EXERCISE → Output every line exactly as written. Leave out pictures.

--- begin RECORDS PROVIDED ---

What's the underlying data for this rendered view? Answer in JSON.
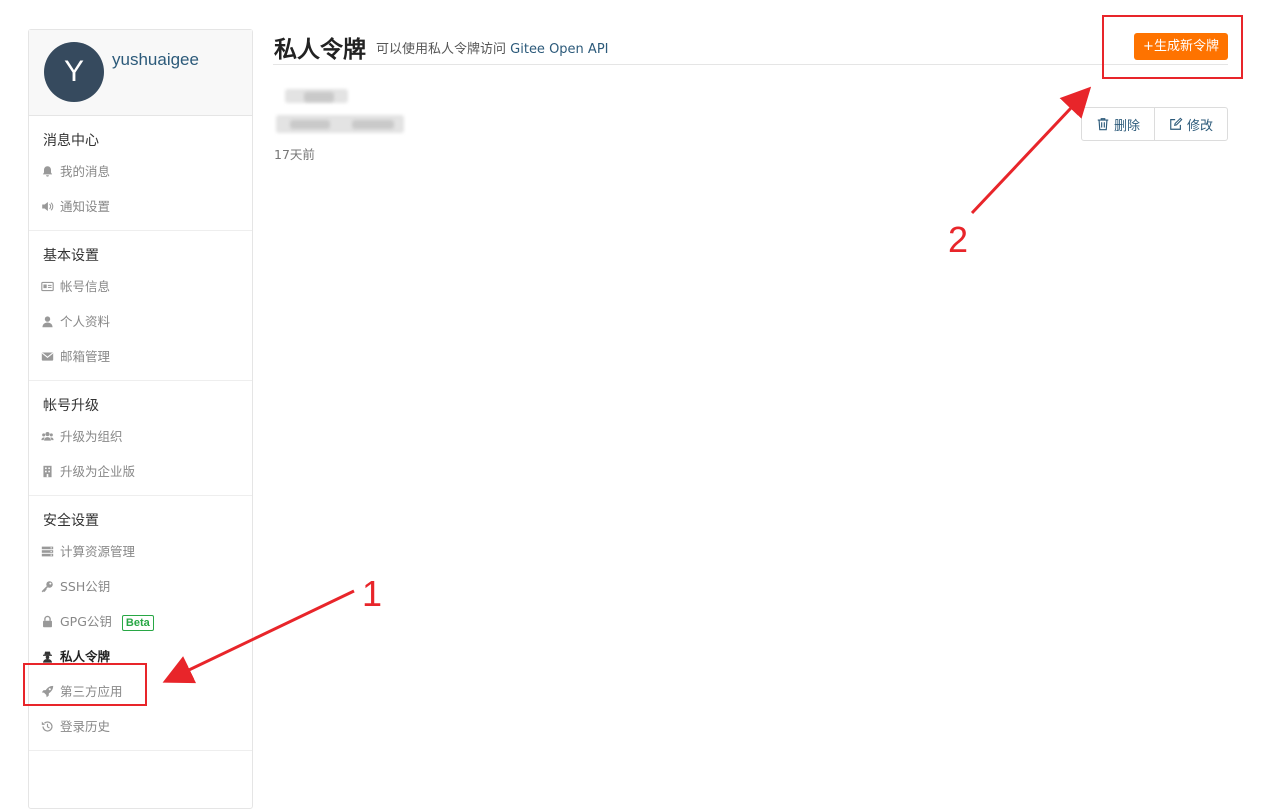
{
  "profile": {
    "avatar_letter": "Y",
    "username": "yushuaigee"
  },
  "sidebar": {
    "sections": [
      {
        "title": "消息中心",
        "items": [
          {
            "label": "我的消息",
            "icon": "bell-icon"
          },
          {
            "label": "通知设置",
            "icon": "volume-icon"
          }
        ]
      },
      {
        "title": "基本设置",
        "items": [
          {
            "label": "帐号信息",
            "icon": "id-card-icon"
          },
          {
            "label": "个人资料",
            "icon": "user-icon"
          },
          {
            "label": "邮箱管理",
            "icon": "envelope-icon"
          }
        ]
      },
      {
        "title": "帐号升级",
        "items": [
          {
            "label": "升级为组织",
            "icon": "users-icon"
          },
          {
            "label": "升级为企业版",
            "icon": "building-icon"
          }
        ]
      },
      {
        "title": "安全设置",
        "items": [
          {
            "label": "计算资源管理",
            "icon": "server-icon"
          },
          {
            "label": "SSH公钥",
            "icon": "key-icon"
          },
          {
            "label": "GPG公钥",
            "icon": "lock-icon",
            "badge": "Beta"
          },
          {
            "label": "私人令牌",
            "icon": "user-secret-icon",
            "active": true
          },
          {
            "label": "第三方应用",
            "icon": "rocket-icon"
          },
          {
            "label": "登录历史",
            "icon": "history-icon"
          }
        ]
      }
    ]
  },
  "main": {
    "title": "私人令牌",
    "subtitle_text": "可以使用私人令牌访问",
    "subtitle_link": "Gitee Open API",
    "new_token_button": "+生成新令牌",
    "token": {
      "created": "17天前",
      "delete_label": "删除",
      "edit_label": "修改"
    }
  },
  "annotations": {
    "step1": "1",
    "step2": "2",
    "color": "#e8252a"
  },
  "colors": {
    "accent": "#fe7300",
    "link": "#2c5a7a",
    "avatar_bg": "#364a5e",
    "beta_green": "#28a745"
  }
}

--- end RECORDS PROVIDED ---

SOLUTION BELOW →
What's the underlying data for this rendered view? Answer in JSON.
{
  "profile": {
    "avatar_letter": "Y",
    "username": "yushuaigee"
  },
  "sidebar": {
    "sections": [
      {
        "title": "消息中心",
        "items": [
          {
            "label": "我的消息",
            "icon": "bell-icon"
          },
          {
            "label": "通知设置",
            "icon": "volume-icon"
          }
        ]
      },
      {
        "title": "基本设置",
        "items": [
          {
            "label": "帐号信息",
            "icon": "id-card-icon"
          },
          {
            "label": "个人资料",
            "icon": "user-icon"
          },
          {
            "label": "邮箱管理",
            "icon": "envelope-icon"
          }
        ]
      },
      {
        "title": "帐号升级",
        "items": [
          {
            "label": "升级为组织",
            "icon": "users-icon"
          },
          {
            "label": "升级为企业版",
            "icon": "building-icon"
          }
        ]
      },
      {
        "title": "安全设置",
        "items": [
          {
            "label": "计算资源管理",
            "icon": "server-icon"
          },
          {
            "label": "SSH公钥",
            "icon": "key-icon"
          },
          {
            "label": "GPG公钥",
            "icon": "lock-icon",
            "badge": "Beta"
          },
          {
            "label": "私人令牌",
            "icon": "user-secret-icon",
            "active": true
          },
          {
            "label": "第三方应用",
            "icon": "rocket-icon"
          },
          {
            "label": "登录历史",
            "icon": "history-icon"
          }
        ]
      }
    ]
  },
  "main": {
    "title": "私人令牌",
    "subtitle_text": "可以使用私人令牌访问",
    "subtitle_link": "Gitee Open API",
    "new_token_button": "+生成新令牌",
    "token": {
      "created": "17天前",
      "delete_label": "删除",
      "edit_label": "修改"
    }
  },
  "annotations": {
    "step1": "1",
    "step2": "2",
    "color": "#e8252a"
  },
  "colors": {
    "accent": "#fe7300",
    "link": "#2c5a7a",
    "avatar_bg": "#364a5e",
    "beta_green": "#28a745"
  }
}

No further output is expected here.